**Stored data entries**

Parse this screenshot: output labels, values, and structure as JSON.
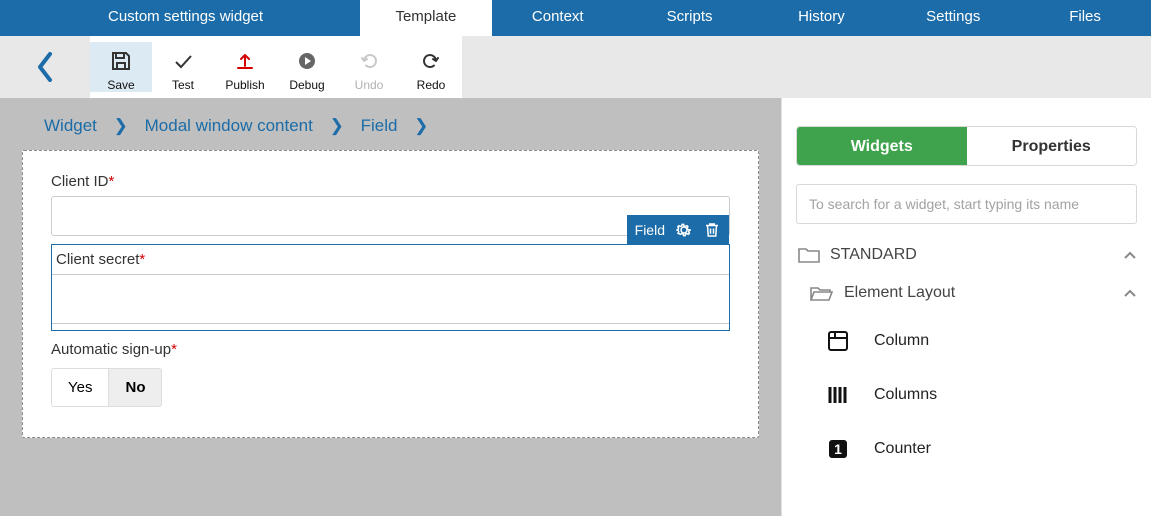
{
  "header": {
    "title": "Custom settings widget",
    "tabs": [
      "Template",
      "Context",
      "Scripts",
      "History",
      "Settings",
      "Files"
    ],
    "active_tab": "Template"
  },
  "toolbar": {
    "save": "Save",
    "test": "Test",
    "publish": "Publish",
    "debug": "Debug",
    "undo": "Undo",
    "redo": "Redo"
  },
  "breadcrumb": [
    "Widget",
    "Modal window content",
    "Field"
  ],
  "form": {
    "client_id_label": "Client ID",
    "client_secret_label": "Client secret",
    "auto_signup_label": "Automatic sign-up",
    "yes": "Yes",
    "no": "No",
    "selected_tag": "Field"
  },
  "sidebar": {
    "seg_widgets": "Widgets",
    "seg_properties": "Properties",
    "search_placeholder": "To search for a widget, start typing its name",
    "group_standard": "STANDARD",
    "group_layout": "Element Layout",
    "widgets": [
      {
        "label": "Column"
      },
      {
        "label": "Columns"
      },
      {
        "label": "Counter"
      }
    ]
  }
}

**Aim**
Pick out the lines that contain "Client" and copy them.

**Output of the exercise**
    "client_id_label": "Client ID",
    "client_secret_label": "Client secret",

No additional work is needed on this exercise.